** BEGIN Raw records **

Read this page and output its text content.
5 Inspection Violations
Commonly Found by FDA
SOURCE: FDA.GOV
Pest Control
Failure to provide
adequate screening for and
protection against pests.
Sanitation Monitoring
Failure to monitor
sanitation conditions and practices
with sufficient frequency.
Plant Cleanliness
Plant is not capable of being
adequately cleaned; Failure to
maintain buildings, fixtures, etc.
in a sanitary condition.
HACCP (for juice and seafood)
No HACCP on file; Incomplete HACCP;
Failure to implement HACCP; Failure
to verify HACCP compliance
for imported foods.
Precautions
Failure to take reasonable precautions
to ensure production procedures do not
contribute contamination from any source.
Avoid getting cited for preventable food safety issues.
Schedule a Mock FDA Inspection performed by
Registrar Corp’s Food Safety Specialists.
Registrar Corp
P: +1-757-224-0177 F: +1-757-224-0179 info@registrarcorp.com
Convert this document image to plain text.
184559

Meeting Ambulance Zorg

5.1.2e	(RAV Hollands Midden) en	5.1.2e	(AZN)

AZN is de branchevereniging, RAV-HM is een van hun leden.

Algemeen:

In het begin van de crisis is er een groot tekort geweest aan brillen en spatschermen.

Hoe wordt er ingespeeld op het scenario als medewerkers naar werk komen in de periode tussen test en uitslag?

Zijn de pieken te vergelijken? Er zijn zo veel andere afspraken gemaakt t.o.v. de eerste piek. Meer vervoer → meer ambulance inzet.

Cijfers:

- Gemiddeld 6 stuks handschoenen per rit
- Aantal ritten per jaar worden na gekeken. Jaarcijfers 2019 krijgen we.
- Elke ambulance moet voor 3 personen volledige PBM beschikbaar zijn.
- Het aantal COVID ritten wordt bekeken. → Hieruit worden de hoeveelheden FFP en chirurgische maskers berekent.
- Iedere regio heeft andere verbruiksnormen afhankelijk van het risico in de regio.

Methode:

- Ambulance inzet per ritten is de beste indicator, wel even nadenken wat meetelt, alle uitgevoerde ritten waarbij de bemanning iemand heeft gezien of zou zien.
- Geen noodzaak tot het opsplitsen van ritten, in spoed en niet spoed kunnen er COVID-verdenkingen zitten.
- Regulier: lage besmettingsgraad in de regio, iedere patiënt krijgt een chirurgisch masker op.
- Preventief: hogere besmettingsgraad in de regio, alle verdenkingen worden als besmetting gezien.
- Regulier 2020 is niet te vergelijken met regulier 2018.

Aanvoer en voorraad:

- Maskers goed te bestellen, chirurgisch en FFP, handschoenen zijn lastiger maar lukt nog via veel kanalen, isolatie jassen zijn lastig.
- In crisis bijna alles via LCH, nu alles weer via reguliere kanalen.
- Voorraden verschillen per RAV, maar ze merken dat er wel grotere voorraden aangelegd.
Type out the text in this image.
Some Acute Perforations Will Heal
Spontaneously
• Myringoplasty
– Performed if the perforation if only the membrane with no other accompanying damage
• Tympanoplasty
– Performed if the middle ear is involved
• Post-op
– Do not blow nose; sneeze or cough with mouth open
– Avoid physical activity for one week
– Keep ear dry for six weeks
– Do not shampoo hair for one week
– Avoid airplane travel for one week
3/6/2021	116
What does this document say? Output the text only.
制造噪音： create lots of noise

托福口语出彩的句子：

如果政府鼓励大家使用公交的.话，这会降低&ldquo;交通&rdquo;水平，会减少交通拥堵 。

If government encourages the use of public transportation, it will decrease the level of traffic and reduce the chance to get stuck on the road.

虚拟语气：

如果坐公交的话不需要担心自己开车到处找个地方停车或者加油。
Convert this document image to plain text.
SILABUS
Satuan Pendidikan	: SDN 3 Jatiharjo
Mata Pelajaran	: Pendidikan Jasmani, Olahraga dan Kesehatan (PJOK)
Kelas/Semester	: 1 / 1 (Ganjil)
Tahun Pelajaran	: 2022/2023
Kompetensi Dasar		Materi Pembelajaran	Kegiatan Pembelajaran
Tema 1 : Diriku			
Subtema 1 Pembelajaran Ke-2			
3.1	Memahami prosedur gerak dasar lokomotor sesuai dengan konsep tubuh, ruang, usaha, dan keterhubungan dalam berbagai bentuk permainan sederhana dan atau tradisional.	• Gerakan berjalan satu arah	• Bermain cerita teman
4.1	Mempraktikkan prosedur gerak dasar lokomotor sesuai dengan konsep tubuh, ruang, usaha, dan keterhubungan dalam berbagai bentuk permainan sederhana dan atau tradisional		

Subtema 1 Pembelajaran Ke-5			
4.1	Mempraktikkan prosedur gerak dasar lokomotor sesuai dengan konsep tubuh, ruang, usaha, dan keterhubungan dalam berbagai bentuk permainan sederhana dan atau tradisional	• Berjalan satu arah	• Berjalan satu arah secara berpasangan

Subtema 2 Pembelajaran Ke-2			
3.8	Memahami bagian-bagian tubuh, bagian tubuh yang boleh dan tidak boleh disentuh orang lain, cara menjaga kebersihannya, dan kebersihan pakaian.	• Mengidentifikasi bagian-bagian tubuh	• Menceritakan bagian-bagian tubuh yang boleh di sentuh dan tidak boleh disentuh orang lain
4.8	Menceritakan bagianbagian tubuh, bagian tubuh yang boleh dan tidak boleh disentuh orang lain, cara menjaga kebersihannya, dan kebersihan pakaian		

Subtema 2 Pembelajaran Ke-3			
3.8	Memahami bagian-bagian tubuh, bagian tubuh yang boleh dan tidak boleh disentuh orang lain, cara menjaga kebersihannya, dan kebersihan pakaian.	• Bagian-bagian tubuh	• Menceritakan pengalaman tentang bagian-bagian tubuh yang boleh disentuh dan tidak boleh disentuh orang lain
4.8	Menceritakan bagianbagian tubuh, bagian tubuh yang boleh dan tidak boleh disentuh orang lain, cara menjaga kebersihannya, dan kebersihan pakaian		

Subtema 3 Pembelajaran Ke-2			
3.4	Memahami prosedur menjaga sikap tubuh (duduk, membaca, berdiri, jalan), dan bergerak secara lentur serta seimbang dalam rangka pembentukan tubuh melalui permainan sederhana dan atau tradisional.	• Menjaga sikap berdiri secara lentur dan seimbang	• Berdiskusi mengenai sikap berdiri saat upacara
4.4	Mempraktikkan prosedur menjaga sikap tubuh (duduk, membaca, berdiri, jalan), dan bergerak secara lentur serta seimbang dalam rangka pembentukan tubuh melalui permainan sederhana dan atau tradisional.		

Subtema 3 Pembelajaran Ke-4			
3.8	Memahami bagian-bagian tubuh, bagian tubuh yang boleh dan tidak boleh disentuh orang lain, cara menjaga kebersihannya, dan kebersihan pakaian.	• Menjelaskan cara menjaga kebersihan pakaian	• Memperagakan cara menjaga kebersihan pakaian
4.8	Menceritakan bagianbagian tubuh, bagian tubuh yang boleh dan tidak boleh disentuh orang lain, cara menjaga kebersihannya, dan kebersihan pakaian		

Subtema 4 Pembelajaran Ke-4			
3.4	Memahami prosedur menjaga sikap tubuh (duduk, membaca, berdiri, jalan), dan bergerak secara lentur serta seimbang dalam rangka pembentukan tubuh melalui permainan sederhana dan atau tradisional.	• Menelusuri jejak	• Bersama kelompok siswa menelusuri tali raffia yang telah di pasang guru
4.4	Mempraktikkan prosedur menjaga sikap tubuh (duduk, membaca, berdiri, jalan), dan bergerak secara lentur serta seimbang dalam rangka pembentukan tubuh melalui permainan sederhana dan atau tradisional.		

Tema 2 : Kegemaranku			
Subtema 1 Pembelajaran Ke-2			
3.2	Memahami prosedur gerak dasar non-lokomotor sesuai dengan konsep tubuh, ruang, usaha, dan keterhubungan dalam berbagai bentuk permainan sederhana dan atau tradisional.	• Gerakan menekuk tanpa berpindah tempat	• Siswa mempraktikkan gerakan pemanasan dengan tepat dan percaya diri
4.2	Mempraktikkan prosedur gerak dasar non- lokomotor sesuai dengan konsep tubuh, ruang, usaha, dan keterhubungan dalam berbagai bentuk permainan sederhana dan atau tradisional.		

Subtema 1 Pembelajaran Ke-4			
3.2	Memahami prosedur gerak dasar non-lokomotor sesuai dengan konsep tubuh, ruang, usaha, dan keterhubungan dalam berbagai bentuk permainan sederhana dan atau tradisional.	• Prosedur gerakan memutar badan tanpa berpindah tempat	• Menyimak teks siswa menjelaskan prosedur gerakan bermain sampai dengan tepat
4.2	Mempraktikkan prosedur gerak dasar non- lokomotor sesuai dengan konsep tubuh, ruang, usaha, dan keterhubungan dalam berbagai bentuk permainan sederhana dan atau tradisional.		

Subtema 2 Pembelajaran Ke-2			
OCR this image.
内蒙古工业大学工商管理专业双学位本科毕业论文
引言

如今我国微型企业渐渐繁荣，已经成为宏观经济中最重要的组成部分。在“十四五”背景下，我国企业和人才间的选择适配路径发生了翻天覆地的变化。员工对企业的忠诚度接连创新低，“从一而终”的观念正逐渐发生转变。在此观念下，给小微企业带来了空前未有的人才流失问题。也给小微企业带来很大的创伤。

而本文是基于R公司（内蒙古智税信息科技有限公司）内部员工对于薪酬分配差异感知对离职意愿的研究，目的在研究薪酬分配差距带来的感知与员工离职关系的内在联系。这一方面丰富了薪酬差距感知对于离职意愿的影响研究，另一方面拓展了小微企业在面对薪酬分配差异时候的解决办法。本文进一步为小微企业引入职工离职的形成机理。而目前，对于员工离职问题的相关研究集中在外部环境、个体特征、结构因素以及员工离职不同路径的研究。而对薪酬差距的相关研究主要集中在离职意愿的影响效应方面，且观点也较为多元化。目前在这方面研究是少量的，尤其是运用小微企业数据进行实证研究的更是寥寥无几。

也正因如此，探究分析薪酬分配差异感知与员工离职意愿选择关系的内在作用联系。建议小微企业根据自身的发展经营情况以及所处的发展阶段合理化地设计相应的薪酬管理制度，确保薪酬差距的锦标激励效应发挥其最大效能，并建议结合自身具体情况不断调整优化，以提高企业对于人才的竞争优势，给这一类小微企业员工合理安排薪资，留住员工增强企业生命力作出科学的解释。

** END Raw records **

→ **Problem to solve**
Locate the word "wordt" in the entries, and copy every line where it is found.

→ **The answer**
Hoe wordt er ingespeeld op het scenario als medewerkers naar werk komen in de periode tussen test en uitslag?
- Het aantal COVID ritten wordt bekeken. → Hieruit worden de hoeveelheden FFP en chirurgische maskers berekent.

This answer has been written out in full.